Problem to solve:
Write out each line that follows exactly as it stands, without the pictures.

===

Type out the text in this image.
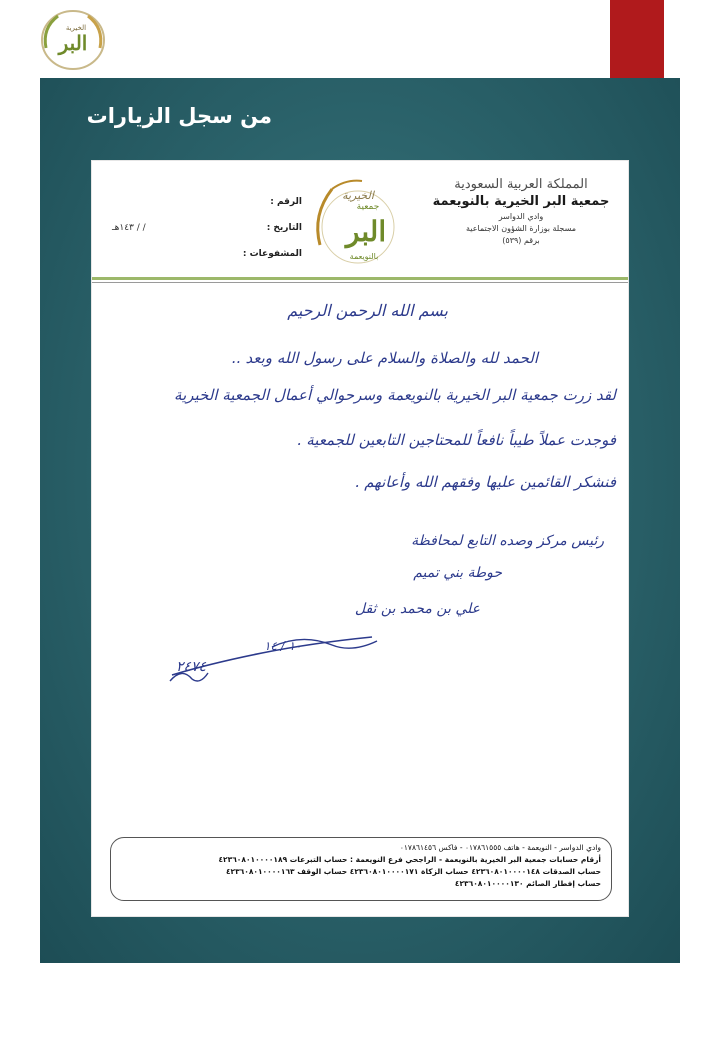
البر
الخيرية
من سجل الزيارات
المملكة العربية السعودية
جمعية البر الخيرية بالنويعمة
وادي الدواسر
مسجلة بوزارة الشؤون الاجتماعية
برقم (٥٣٩)
البر
جمعية
الخيرية
بالنويعمة
الرقم :
التاريخ :
/ / ١٤٣هـ
المشفوعات :
بسم الله الرحمن الرحيم
الحمد لله والصلاة والسلام على رسول الله وبعد ..
لقد زرت جمعية البر الخيرية بالنويعمة وسرحوالي أعمال الجمعية الخيرية
فوجدت عملاً طيباً نافعاً للمحتاجين التابعين للجمعية .
فنشكر القائمين عليها وفقهم الله وأعانهم .
رئيس مركز وصده التابع لمحافظة
حوطة بني تميم
علي بن محمد بن ثقل
١٠ / ١٤
٢٤٧٤
وادي الدواسر - النويعمة - هاتف ٠١٧٨٦١٥٥٥ - فاكس ٠١٧٨٦١٤٥٦
أرقام حسابات جمعية البر الخيرية بالنويعمة - الراجحي فرع النويعمة : حساب التبرعات ٤٢٣٦٠٨٠١٠٠٠٠١٨٩
حساب الصدقات ٤٢٣٦٠٨٠١٠٠٠٠١٤٨ حساب الزكاة ٤٢٣٦٠٨٠١٠٠٠٠١٧١ حساب الوقف ٤٢٣٦٠٨٠١٠٠٠٠١٦٣
حساب إفطار الصائم ٤٢٣٦٠٨٠١٠٠٠٠١٣٠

===

Written answer:
Type out the text in this image.
البر
الخيرية
من سجل الزيارات
المملكة العربية السعودية
جمعية البر الخيرية بالنويعمة
وادي الدواسر
مسجلة بوزارة الشؤون الاجتماعية
برقم (٥٣٩)
البر
جمعية
الخيرية
بالنويعمة
الرقم :
التاريخ :
/ / ١٤٣هـ
المشفوعات :
بسم الله الرحمن الرحيم
الحمد لله والصلاة والسلام على رسول الله وبعد ..
لقد زرت جمعية البر الخيرية بالنويعمة وسرحوالي أعمال الجمعية الخيرية
فوجدت عملاً طيباً نافعاً للمحتاجين التابعين للجمعية .
فنشكر القائمين عليها وفقهم الله وأعانهم .
رئيس مركز وصده التابع لمحافظة
حوطة بني تميم
علي بن محمد بن ثقل
١٠ / ١٤
٢٤٧٤
وادي الدواسر - النويعمة - هاتف ٠١٧٨٦١٥٥٥ - فاكس ٠١٧٨٦١٤٥٦
أرقام حسابات جمعية البر الخيرية بالنويعمة - الراجحي فرع النويعمة : حساب التبرعات ٤٢٣٦٠٨٠١٠٠٠٠١٨٩
حساب الصدقات ٤٢٣٦٠٨٠١٠٠٠٠١٤٨ حساب الزكاة ٤٢٣٦٠٨٠١٠٠٠٠١٧١ حساب الوقف ٤٢٣٦٠٨٠١٠٠٠٠١٦٣
حساب إفطار الصائم ٤٢٣٦٠٨٠١٠٠٠٠١٣٠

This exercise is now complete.